Stored entries:
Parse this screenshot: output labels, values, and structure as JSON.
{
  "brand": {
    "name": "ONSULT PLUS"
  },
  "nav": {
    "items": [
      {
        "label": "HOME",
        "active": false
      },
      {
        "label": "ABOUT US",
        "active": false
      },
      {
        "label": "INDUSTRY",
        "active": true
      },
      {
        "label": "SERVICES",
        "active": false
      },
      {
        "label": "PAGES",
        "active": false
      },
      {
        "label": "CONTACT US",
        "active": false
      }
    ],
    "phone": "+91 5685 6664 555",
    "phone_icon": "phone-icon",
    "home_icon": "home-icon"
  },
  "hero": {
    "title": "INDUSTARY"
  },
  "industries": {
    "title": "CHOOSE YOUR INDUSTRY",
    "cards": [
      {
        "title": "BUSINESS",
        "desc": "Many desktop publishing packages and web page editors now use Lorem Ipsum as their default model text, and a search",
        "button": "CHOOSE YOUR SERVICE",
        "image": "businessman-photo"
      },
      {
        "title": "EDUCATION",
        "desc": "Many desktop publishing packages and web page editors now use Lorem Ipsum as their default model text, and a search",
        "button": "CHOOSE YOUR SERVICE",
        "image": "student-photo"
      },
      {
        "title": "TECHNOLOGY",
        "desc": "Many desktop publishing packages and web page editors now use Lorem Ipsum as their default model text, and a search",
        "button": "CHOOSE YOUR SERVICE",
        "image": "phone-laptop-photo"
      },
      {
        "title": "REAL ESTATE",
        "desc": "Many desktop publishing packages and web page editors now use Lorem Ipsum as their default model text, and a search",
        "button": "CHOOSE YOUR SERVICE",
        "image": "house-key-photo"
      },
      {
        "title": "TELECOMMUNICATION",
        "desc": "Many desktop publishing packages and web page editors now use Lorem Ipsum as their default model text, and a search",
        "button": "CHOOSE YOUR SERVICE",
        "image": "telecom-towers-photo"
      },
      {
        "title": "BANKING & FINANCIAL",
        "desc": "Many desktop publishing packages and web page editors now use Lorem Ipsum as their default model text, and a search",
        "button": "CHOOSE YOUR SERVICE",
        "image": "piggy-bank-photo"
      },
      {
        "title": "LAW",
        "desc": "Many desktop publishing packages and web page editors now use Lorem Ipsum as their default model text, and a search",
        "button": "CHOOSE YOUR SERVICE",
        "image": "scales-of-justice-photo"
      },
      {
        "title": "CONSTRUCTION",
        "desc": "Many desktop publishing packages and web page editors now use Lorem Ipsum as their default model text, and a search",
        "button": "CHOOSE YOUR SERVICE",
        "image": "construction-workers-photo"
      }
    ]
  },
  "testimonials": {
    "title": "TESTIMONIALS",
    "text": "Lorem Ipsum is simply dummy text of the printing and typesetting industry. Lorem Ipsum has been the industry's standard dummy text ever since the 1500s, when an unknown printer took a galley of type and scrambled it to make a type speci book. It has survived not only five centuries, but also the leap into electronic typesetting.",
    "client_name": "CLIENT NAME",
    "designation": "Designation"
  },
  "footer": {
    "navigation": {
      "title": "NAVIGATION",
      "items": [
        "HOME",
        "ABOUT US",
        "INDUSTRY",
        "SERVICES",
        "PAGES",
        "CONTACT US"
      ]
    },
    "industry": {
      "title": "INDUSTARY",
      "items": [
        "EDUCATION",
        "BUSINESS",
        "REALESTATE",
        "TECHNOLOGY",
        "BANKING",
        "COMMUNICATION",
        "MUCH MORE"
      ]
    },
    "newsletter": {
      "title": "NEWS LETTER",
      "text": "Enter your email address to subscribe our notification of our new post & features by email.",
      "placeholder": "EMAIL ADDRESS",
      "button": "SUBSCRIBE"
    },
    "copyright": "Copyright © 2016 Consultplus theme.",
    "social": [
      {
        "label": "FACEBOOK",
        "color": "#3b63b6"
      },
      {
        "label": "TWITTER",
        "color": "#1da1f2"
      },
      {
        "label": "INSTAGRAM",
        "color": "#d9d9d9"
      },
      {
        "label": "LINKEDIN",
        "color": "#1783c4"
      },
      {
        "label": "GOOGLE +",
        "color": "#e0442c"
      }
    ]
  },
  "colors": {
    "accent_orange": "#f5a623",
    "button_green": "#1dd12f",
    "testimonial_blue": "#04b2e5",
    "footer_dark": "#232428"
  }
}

TASK STATEMENT
Using the data above, print every record exactly as shown.

SOLVED EXERCISE
Parse this screenshot: output labels, values, and structure as JSON.
{
  "brand": {
    "name": "ONSULT PLUS"
  },
  "nav": {
    "items": [
      {
        "label": "HOME",
        "active": false
      },
      {
        "label": "ABOUT US",
        "active": false
      },
      {
        "label": "INDUSTRY",
        "active": true
      },
      {
        "label": "SERVICES",
        "active": false
      },
      {
        "label": "PAGES",
        "active": false
      },
      {
        "label": "CONTACT US",
        "active": false
      }
    ],
    "phone": "+91 5685 6664 555",
    "phone_icon": "phone-icon",
    "home_icon": "home-icon"
  },
  "hero": {
    "title": "INDUSTARY"
  },
  "industries": {
    "title": "CHOOSE YOUR INDUSTRY",
    "cards": [
      {
        "title": "BUSINESS",
        "desc": "Many desktop publishing packages and web page editors now use Lorem Ipsum as their default model text, and a search",
        "button": "CHOOSE YOUR SERVICE",
        "image": "businessman-photo"
      },
      {
        "title": "EDUCATION",
        "desc": "Many desktop publishing packages and web page editors now use Lorem Ipsum as their default model text, and a search",
        "button": "CHOOSE YOUR SERVICE",
        "image": "student-photo"
      },
      {
        "title": "TECHNOLOGY",
        "desc": "Many desktop publishing packages and web page editors now use Lorem Ipsum as their default model text, and a search",
        "button": "CHOOSE YOUR SERVICE",
        "image": "phone-laptop-photo"
      },
      {
        "title": "REAL ESTATE",
        "desc": "Many desktop publishing packages and web page editors now use Lorem Ipsum as their default model text, and a search",
        "button": "CHOOSE YOUR SERVICE",
        "image": "house-key-photo"
      },
      {
        "title": "TELECOMMUNICATION",
        "desc": "Many desktop publishing packages and web page editors now use Lorem Ipsum as their default model text, and a search",
        "button": "CHOOSE YOUR SERVICE",
        "image": "telecom-towers-photo"
      },
      {
        "title": "BANKING & FINANCIAL",
        "desc": "Many desktop publishing packages and web page editors now use Lorem Ipsum as their default model text, and a search",
        "button": "CHOOSE YOUR SERVICE",
        "image": "piggy-bank-photo"
      },
      {
        "title": "LAW",
        "desc": "Many desktop publishing packages and web page editors now use Lorem Ipsum as their default model text, and a search",
        "button": "CHOOSE YOUR SERVICE",
        "image": "scales-of-justice-photo"
      },
      {
        "title": "CONSTRUCTION",
        "desc": "Many desktop publishing packages and web page editors now use Lorem Ipsum as their default model text, and a search",
        "button": "CHOOSE YOUR SERVICE",
        "image": "construction-workers-photo"
      }
    ]
  },
  "testimonials": {
    "title": "TESTIMONIALS",
    "text": "Lorem Ipsum is simply dummy text of the printing and typesetting industry. Lorem Ipsum has been the industry's standard dummy text ever since the 1500s, when an unknown printer took a galley of type and scrambled it to make a type speci book. It has survived not only five centuries, but also the leap into electronic typesetting.",
    "client_name": "CLIENT NAME",
    "designation": "Designation"
  },
  "footer": {
    "navigation": {
      "title": "NAVIGATION",
      "items": [
        "HOME",
        "ABOUT US",
        "INDUSTRY",
        "SERVICES",
        "PAGES",
        "CONTACT US"
      ]
    },
    "industry": {
      "title": "INDUSTARY",
      "items": [
        "EDUCATION",
        "BUSINESS",
        "REALESTATE",
        "TECHNOLOGY",
        "BANKING",
        "COMMUNICATION",
        "MUCH MORE"
      ]
    },
    "newsletter": {
      "title": "NEWS LETTER",
      "text": "Enter your email address to subscribe our notification of our new post & features by email.",
      "placeholder": "EMAIL ADDRESS",
      "button": "SUBSCRIBE"
    },
    "copyright": "Copyright © 2016 Consultplus theme.",
    "social": [
      {
        "label": "FACEBOOK",
        "color": "#3b63b6"
      },
      {
        "label": "TWITTER",
        "color": "#1da1f2"
      },
      {
        "label": "INSTAGRAM",
        "color": "#d9d9d9"
      },
      {
        "label": "LINKEDIN",
        "color": "#1783c4"
      },
      {
        "label": "GOOGLE +",
        "color": "#e0442c"
      }
    ]
  },
  "colors": {
    "accent_orange": "#f5a623",
    "button_green": "#1dd12f",
    "testimonial_blue": "#04b2e5",
    "footer_dark": "#232428"
  }
}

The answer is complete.